__Problem requirements__. Copy out all the records, word for word.

───── Record excerpts

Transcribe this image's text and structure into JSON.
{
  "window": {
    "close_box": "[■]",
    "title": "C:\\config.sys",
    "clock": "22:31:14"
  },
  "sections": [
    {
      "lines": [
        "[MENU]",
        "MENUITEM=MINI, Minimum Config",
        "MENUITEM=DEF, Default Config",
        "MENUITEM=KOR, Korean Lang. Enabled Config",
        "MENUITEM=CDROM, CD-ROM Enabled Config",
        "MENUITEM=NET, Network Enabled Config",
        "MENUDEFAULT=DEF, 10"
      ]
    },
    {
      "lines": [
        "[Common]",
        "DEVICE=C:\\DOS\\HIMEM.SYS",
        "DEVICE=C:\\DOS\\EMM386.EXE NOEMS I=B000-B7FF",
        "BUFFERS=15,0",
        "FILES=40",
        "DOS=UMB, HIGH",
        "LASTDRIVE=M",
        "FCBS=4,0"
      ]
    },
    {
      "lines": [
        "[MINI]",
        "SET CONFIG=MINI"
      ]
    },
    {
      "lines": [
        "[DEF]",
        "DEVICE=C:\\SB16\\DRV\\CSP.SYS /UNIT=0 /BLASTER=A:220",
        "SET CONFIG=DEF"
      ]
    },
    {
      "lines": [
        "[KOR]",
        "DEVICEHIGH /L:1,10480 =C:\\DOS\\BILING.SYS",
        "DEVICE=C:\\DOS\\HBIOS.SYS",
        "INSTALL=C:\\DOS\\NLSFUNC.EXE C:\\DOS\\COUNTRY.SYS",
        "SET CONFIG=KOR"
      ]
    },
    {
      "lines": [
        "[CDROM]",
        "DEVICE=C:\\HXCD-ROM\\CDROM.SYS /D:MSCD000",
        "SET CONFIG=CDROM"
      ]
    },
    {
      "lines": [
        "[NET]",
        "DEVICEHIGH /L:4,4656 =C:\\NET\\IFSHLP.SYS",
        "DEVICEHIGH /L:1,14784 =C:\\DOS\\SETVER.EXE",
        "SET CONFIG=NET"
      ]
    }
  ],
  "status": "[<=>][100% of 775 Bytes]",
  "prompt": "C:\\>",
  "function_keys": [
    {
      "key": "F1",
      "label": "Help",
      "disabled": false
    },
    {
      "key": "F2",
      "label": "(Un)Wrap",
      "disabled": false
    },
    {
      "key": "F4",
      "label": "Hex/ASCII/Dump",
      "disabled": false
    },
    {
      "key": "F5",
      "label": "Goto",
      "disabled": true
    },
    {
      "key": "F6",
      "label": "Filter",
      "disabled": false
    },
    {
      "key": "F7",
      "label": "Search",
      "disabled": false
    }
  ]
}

──────────

__The completed task__.
Transcribe this image's text and structure into JSON.
{
  "window": {
    "close_box": "[■]",
    "title": "C:\\config.sys",
    "clock": "22:31:14"
  },
  "sections": [
    {
      "lines": [
        "[MENU]",
        "MENUITEM=MINI, Minimum Config",
        "MENUITEM=DEF, Default Config",
        "MENUITEM=KOR, Korean Lang. Enabled Config",
        "MENUITEM=CDROM, CD-ROM Enabled Config",
        "MENUITEM=NET, Network Enabled Config",
        "MENUDEFAULT=DEF, 10"
      ]
    },
    {
      "lines": [
        "[Common]",
        "DEVICE=C:\\DOS\\HIMEM.SYS",
        "DEVICE=C:\\DOS\\EMM386.EXE NOEMS I=B000-B7FF",
        "BUFFERS=15,0",
        "FILES=40",
        "DOS=UMB, HIGH",
        "LASTDRIVE=M",
        "FCBS=4,0"
      ]
    },
    {
      "lines": [
        "[MINI]",
        "SET CONFIG=MINI"
      ]
    },
    {
      "lines": [
        "[DEF]",
        "DEVICE=C:\\SB16\\DRV\\CSP.SYS /UNIT=0 /BLASTER=A:220",
        "SET CONFIG=DEF"
      ]
    },
    {
      "lines": [
        "[KOR]",
        "DEVICEHIGH /L:1,10480 =C:\\DOS\\BILING.SYS",
        "DEVICE=C:\\DOS\\HBIOS.SYS",
        "INSTALL=C:\\DOS\\NLSFUNC.EXE C:\\DOS\\COUNTRY.SYS",
        "SET CONFIG=KOR"
      ]
    },
    {
      "lines": [
        "[CDROM]",
        "DEVICE=C:\\HXCD-ROM\\CDROM.SYS /D:MSCD000",
        "SET CONFIG=CDROM"
      ]
    },
    {
      "lines": [
        "[NET]",
        "DEVICEHIGH /L:4,4656 =C:\\NET\\IFSHLP.SYS",
        "DEVICEHIGH /L:1,14784 =C:\\DOS\\SETVER.EXE",
        "SET CONFIG=NET"
      ]
    }
  ],
  "status": "[<=>][100% of 775 Bytes]",
  "prompt": "C:\\>",
  "function_keys": [
    {
      "key": "F1",
      "label": "Help",
      "disabled": false
    },
    {
      "key": "F2",
      "label": "(Un)Wrap",
      "disabled": false
    },
    {
      "key": "F4",
      "label": "Hex/ASCII/Dump",
      "disabled": false
    },
    {
      "key": "F5",
      "label": "Goto",
      "disabled": true
    },
    {
      "key": "F6",
      "label": "Filter",
      "disabled": false
    },
    {
      "key": "F7",
      "label": "Search",
      "disabled": false
    }
  ]
}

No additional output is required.